▸ **Brief**: Using the data beneath, show every line that includes the word "name".

(Entries with figure data)

╔══

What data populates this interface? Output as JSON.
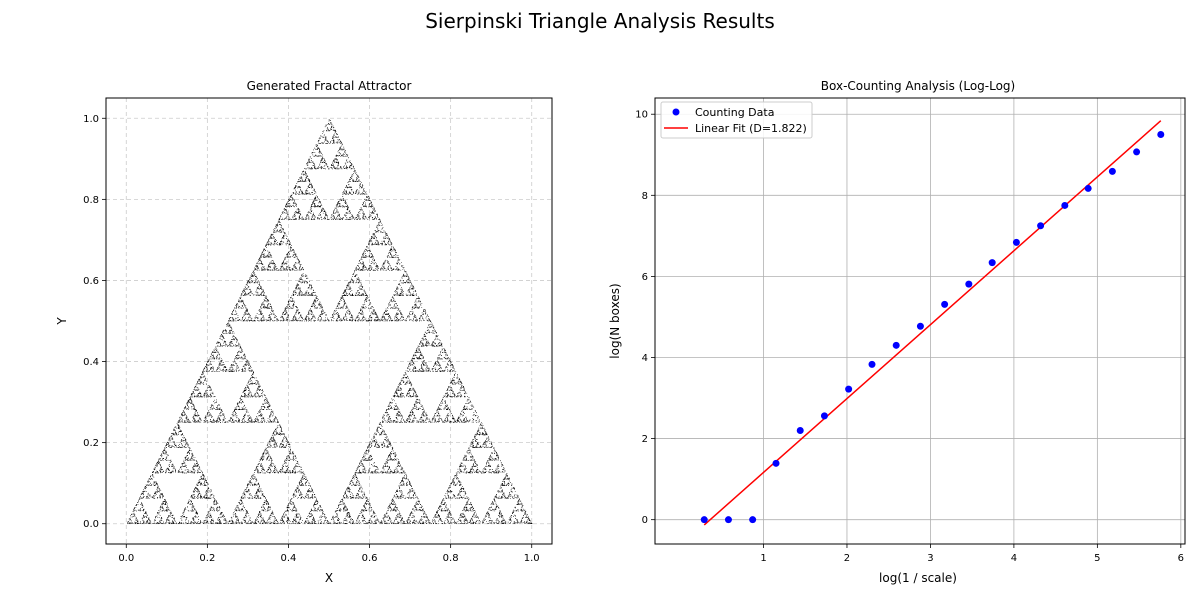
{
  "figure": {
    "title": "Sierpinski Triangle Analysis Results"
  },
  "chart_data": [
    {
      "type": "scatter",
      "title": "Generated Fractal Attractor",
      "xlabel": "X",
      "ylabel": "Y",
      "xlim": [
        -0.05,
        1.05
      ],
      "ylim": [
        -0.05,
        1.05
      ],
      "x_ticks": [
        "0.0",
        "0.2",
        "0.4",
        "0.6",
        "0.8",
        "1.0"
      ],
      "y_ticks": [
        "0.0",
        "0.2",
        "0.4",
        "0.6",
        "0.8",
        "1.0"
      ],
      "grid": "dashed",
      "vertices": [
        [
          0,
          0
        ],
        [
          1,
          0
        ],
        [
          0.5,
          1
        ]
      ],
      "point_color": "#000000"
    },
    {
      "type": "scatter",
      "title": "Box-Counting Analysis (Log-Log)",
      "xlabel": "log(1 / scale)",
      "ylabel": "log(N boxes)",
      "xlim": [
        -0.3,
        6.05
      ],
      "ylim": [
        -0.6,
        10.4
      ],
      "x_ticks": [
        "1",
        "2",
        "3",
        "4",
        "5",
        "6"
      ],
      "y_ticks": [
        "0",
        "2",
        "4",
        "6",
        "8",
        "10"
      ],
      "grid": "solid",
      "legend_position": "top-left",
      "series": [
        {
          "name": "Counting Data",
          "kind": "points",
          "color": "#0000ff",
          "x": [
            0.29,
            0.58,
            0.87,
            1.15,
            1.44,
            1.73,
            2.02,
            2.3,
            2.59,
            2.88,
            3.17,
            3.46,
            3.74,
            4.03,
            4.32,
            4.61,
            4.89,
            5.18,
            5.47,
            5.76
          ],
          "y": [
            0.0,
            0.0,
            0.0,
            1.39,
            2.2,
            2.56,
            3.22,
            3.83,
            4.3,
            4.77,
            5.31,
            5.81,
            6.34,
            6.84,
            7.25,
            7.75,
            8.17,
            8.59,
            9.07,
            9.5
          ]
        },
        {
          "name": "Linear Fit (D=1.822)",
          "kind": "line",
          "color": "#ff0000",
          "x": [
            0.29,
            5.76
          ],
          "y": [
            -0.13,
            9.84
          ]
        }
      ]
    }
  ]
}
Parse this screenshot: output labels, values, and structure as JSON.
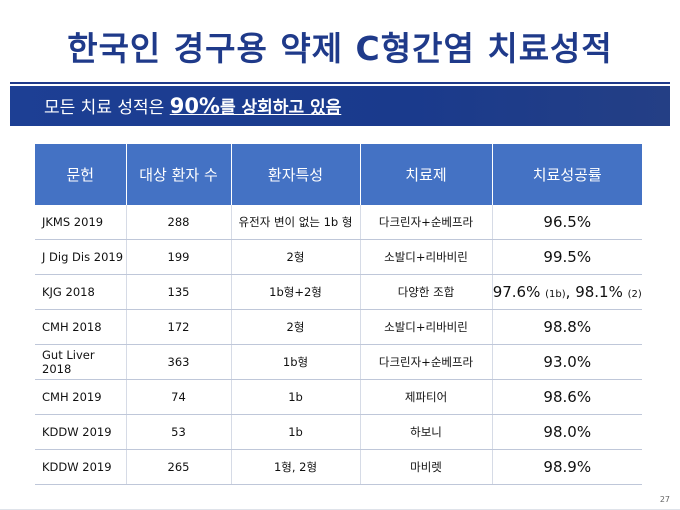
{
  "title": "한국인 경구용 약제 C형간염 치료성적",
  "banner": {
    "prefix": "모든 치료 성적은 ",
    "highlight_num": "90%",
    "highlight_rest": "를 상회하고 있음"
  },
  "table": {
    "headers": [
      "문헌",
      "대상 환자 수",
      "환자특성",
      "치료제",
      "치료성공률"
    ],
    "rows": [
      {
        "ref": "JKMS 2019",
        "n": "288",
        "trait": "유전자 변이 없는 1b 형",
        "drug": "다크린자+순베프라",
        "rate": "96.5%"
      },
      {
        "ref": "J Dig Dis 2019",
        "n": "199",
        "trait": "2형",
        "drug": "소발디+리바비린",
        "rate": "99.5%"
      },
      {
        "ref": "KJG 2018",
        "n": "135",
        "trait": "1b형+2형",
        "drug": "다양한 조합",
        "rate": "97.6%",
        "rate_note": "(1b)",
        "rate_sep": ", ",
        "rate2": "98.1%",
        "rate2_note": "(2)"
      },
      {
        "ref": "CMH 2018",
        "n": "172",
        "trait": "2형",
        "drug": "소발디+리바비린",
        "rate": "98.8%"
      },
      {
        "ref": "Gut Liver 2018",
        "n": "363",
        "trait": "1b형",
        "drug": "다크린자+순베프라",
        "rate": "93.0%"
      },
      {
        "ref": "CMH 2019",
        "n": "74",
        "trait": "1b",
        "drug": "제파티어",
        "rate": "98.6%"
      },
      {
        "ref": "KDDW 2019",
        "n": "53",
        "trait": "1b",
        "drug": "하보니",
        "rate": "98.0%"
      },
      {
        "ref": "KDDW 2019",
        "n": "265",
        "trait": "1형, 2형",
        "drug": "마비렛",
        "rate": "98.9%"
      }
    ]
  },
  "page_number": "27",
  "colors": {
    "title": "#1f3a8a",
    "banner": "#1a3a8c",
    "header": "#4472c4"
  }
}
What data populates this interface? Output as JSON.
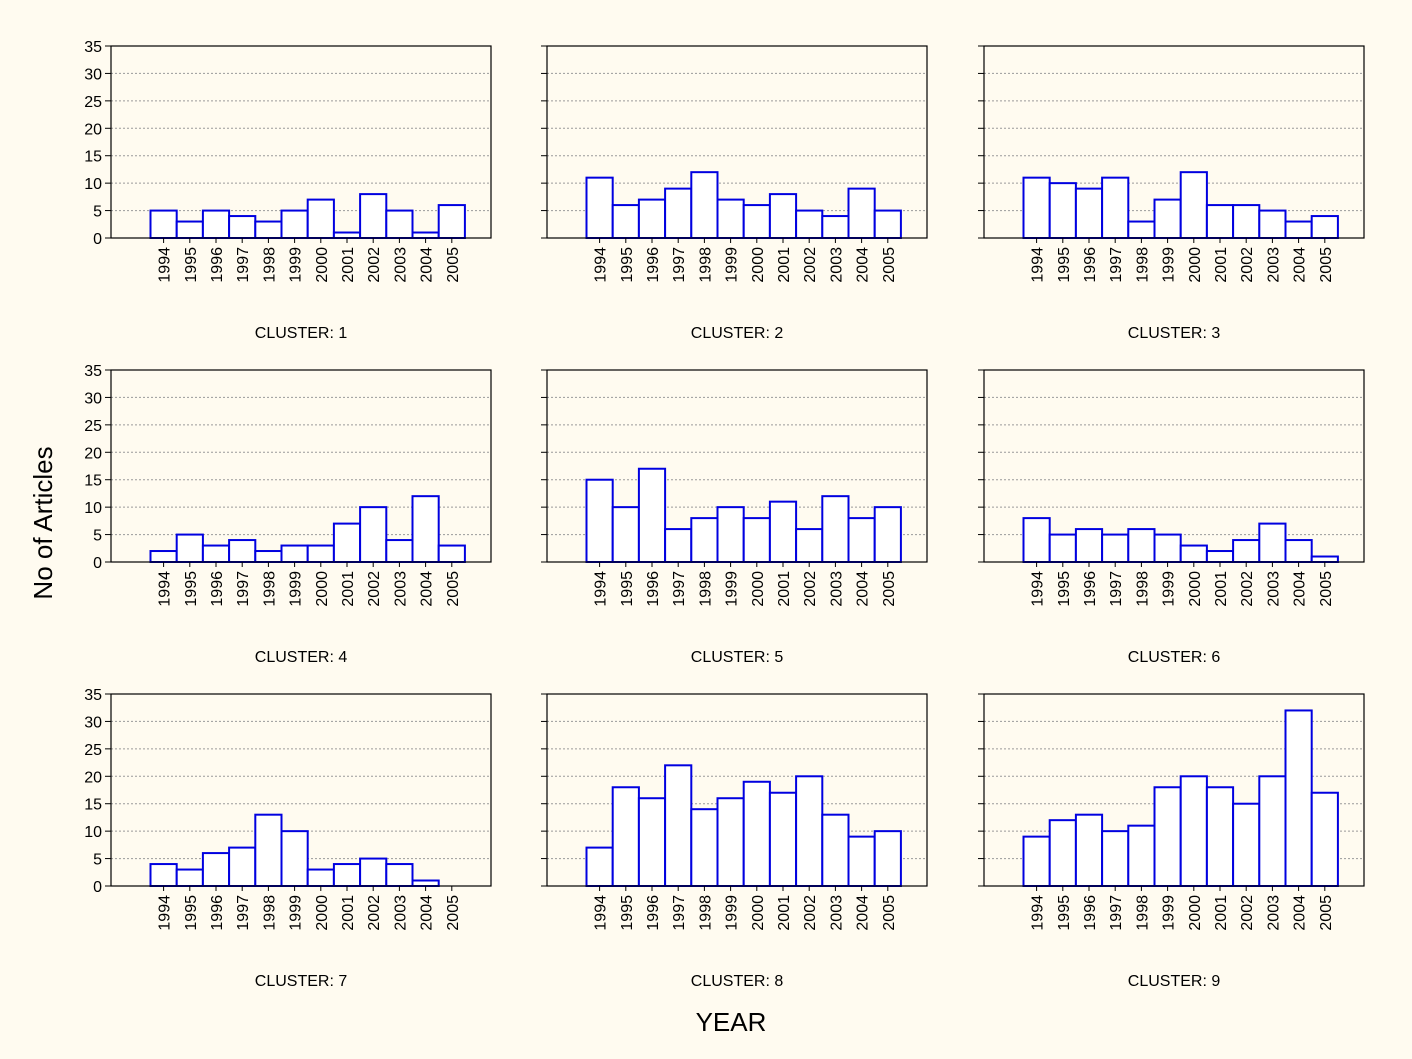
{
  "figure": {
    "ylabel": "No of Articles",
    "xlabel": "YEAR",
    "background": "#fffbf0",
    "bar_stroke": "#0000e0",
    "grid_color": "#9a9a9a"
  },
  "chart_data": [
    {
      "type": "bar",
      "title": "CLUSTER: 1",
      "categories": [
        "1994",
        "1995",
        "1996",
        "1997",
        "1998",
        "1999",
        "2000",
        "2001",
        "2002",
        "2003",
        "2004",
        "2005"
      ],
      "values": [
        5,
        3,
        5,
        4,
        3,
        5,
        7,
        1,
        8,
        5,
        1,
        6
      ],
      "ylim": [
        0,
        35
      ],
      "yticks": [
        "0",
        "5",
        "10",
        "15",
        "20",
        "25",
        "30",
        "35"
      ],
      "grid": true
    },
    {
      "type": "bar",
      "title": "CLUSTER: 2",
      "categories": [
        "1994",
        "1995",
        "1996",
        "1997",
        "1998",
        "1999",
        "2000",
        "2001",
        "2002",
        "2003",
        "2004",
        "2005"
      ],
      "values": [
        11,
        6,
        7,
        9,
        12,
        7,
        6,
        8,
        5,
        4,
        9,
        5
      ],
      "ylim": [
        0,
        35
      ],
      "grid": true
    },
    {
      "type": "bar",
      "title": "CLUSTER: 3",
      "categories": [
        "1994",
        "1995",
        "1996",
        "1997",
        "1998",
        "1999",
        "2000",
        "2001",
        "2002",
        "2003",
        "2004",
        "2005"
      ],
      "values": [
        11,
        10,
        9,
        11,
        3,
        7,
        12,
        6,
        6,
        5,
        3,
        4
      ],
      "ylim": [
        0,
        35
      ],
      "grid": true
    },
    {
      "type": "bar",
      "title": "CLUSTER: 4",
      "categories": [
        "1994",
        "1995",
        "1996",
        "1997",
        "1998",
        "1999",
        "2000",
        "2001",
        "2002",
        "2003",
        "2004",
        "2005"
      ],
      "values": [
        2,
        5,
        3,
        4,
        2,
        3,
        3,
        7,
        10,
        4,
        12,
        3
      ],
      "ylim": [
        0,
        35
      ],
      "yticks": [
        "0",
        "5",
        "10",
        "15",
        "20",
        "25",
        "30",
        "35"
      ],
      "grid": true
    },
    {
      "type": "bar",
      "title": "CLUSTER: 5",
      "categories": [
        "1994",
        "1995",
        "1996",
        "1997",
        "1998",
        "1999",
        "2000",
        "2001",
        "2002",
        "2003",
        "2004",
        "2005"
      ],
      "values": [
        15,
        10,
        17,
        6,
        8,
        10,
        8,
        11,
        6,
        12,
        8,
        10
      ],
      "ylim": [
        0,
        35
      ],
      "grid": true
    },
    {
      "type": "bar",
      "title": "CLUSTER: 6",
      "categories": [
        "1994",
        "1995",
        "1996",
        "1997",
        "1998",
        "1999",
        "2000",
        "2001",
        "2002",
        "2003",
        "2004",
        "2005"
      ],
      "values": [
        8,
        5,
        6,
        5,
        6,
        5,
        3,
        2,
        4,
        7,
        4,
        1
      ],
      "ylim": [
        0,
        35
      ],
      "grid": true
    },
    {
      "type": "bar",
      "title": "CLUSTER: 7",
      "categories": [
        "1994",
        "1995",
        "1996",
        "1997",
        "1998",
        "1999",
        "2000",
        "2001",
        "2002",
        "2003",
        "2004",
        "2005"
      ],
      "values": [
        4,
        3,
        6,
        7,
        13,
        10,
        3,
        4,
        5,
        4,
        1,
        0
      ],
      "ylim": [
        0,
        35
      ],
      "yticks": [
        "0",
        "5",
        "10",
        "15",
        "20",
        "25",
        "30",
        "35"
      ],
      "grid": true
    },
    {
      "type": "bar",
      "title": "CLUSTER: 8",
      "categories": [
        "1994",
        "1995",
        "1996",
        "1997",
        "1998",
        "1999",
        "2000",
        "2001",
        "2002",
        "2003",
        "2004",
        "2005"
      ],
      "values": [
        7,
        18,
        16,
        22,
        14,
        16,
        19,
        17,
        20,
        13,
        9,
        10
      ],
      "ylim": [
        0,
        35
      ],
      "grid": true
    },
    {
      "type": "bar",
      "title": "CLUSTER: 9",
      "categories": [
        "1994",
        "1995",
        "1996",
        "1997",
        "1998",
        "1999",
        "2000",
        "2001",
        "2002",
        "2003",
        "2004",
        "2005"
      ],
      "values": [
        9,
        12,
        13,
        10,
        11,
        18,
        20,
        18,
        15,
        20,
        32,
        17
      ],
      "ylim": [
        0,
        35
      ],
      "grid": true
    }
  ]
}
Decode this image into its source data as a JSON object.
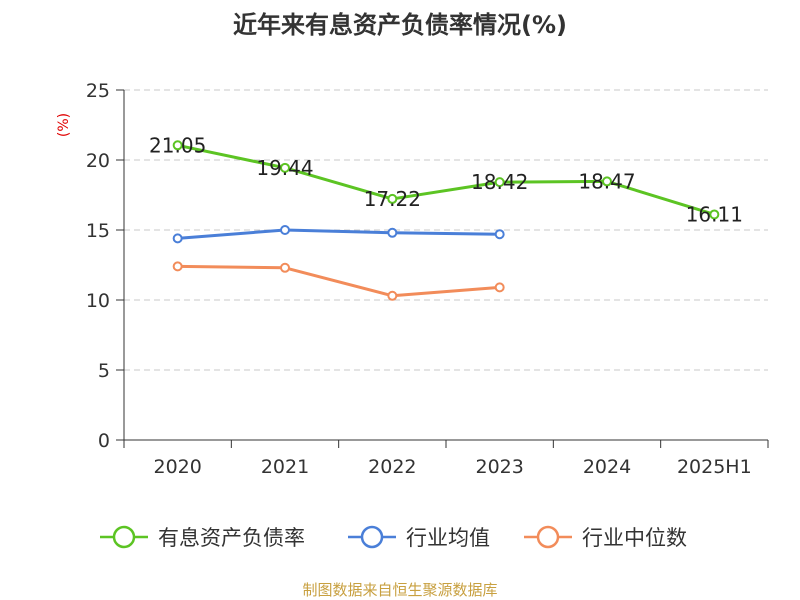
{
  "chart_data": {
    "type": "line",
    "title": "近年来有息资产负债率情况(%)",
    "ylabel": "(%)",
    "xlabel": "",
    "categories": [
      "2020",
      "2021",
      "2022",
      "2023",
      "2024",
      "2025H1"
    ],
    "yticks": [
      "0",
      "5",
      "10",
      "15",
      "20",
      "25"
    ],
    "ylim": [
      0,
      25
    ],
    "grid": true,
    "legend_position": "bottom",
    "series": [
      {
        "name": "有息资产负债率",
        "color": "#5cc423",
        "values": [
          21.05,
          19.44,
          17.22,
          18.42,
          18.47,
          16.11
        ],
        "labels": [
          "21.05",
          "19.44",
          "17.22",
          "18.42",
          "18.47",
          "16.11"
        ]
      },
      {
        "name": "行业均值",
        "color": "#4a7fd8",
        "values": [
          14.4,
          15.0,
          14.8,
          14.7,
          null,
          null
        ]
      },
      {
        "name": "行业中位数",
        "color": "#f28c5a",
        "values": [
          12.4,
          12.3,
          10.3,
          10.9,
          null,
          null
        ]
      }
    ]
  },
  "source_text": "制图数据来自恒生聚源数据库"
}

╚══

▸ **Expected output**:
          "name": "Counting Data",
          "name": "Linear Fit (D=1.822)",
        "name": "有息资产负债率",
        "name": "行业均值",
        "name": "行业中位数",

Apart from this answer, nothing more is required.